§ YOUR OBJECTIVE: Go through the data below line by line and count those containing the word "Barometer". Reply with the count only.

§ MATERIAL FOR THIS TASK:

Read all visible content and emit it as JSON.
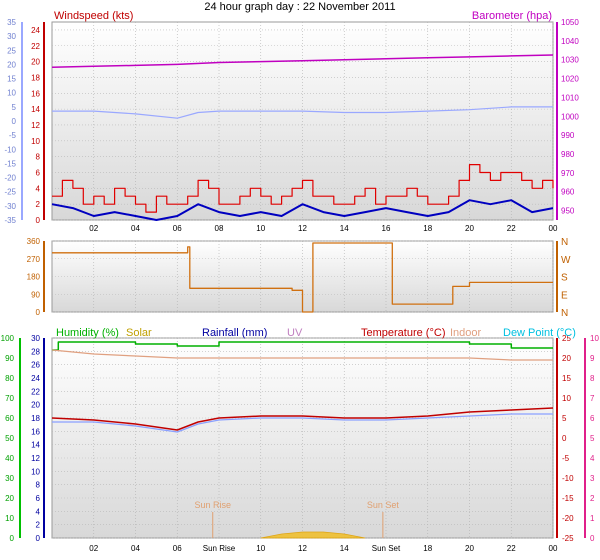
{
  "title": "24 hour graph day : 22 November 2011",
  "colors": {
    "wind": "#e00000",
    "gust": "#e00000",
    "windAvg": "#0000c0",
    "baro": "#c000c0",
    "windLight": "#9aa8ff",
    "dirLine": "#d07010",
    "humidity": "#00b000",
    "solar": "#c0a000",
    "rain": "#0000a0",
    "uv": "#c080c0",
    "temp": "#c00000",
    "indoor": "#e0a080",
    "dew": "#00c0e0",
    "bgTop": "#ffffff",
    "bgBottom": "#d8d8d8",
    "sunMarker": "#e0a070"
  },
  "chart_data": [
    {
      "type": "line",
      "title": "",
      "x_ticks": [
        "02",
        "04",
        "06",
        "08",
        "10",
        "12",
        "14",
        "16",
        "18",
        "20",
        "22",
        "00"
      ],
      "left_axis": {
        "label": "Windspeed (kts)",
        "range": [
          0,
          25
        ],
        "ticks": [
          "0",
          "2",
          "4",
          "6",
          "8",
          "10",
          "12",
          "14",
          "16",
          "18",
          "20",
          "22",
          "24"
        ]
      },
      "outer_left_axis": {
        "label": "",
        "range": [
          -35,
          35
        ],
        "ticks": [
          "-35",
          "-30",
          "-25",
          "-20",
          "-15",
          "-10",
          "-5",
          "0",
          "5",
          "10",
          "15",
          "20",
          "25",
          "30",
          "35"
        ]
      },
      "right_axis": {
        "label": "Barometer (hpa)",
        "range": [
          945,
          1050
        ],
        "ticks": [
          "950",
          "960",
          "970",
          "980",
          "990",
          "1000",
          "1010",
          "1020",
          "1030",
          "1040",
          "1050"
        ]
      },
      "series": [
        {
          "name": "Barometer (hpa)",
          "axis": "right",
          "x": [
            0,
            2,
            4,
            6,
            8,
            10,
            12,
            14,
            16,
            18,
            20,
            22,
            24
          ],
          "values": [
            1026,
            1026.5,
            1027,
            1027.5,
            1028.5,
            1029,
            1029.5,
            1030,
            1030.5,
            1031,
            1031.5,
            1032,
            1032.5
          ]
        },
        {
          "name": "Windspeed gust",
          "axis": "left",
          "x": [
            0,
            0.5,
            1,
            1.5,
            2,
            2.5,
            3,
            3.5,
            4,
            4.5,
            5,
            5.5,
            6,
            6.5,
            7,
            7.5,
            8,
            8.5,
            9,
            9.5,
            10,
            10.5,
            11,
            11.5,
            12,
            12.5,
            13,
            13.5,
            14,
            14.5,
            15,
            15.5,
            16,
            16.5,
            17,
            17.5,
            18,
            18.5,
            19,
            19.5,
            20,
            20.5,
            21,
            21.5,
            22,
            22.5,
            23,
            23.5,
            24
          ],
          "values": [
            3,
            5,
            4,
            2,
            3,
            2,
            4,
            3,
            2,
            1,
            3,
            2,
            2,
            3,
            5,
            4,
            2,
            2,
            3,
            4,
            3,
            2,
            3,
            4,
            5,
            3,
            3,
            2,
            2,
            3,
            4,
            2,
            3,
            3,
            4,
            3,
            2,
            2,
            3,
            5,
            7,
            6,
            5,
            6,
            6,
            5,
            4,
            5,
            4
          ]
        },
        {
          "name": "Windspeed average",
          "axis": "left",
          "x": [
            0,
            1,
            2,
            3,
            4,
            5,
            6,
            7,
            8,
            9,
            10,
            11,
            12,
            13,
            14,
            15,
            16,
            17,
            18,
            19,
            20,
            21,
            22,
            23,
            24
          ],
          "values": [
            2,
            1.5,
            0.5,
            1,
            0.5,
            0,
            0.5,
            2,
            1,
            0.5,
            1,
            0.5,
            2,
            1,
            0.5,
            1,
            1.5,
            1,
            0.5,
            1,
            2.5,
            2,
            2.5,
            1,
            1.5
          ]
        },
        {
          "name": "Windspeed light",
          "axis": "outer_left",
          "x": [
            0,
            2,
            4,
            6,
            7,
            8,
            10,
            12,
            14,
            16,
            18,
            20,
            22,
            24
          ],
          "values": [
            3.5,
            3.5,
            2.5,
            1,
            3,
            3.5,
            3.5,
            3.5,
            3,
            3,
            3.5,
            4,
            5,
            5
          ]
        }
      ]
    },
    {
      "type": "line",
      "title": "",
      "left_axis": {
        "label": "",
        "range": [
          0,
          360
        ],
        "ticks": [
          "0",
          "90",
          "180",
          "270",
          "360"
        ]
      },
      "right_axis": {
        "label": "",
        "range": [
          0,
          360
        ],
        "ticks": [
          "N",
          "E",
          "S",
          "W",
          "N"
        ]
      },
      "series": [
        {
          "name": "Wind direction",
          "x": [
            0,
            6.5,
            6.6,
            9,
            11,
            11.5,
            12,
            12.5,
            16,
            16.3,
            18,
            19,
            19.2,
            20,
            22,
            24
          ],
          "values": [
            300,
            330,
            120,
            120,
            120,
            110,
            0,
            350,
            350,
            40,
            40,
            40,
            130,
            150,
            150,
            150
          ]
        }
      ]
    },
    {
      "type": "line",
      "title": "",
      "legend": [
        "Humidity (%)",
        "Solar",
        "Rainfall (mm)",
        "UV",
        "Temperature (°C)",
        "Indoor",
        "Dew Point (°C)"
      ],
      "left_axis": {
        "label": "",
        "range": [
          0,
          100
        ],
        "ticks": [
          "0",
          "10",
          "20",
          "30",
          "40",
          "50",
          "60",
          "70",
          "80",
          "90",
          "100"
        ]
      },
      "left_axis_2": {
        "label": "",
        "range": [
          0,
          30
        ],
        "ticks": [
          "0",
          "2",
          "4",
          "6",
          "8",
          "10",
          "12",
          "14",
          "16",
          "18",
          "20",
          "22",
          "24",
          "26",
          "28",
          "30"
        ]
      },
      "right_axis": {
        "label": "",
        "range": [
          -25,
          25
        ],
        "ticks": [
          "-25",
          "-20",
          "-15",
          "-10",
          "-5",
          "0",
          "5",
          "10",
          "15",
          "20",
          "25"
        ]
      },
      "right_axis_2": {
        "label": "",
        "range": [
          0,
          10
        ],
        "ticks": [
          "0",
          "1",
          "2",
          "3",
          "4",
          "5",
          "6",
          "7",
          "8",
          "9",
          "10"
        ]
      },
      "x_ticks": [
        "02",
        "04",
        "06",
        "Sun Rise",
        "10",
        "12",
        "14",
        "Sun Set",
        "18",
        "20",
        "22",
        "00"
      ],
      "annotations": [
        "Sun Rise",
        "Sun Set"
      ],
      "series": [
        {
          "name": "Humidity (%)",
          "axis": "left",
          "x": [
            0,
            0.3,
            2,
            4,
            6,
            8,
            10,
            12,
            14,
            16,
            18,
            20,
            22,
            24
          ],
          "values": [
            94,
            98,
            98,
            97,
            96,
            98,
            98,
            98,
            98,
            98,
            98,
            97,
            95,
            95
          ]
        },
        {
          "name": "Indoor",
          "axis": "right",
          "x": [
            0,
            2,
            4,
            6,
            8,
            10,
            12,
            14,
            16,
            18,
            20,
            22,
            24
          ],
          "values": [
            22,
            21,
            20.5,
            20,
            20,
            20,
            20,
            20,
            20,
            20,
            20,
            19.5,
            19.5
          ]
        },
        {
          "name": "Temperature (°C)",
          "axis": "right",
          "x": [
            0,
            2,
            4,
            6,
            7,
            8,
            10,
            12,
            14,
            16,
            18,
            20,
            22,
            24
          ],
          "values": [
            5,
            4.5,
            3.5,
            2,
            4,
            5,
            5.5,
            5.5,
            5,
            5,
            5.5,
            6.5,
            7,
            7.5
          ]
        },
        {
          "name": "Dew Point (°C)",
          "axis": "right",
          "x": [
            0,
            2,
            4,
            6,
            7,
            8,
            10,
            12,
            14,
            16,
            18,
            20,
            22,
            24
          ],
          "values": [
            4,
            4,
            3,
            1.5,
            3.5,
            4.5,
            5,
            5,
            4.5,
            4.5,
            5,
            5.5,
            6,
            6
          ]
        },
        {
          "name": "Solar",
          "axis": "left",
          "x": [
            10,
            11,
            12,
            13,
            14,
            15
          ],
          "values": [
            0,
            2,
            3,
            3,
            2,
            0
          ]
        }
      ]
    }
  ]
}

§ CORRECT RESPONSE: 2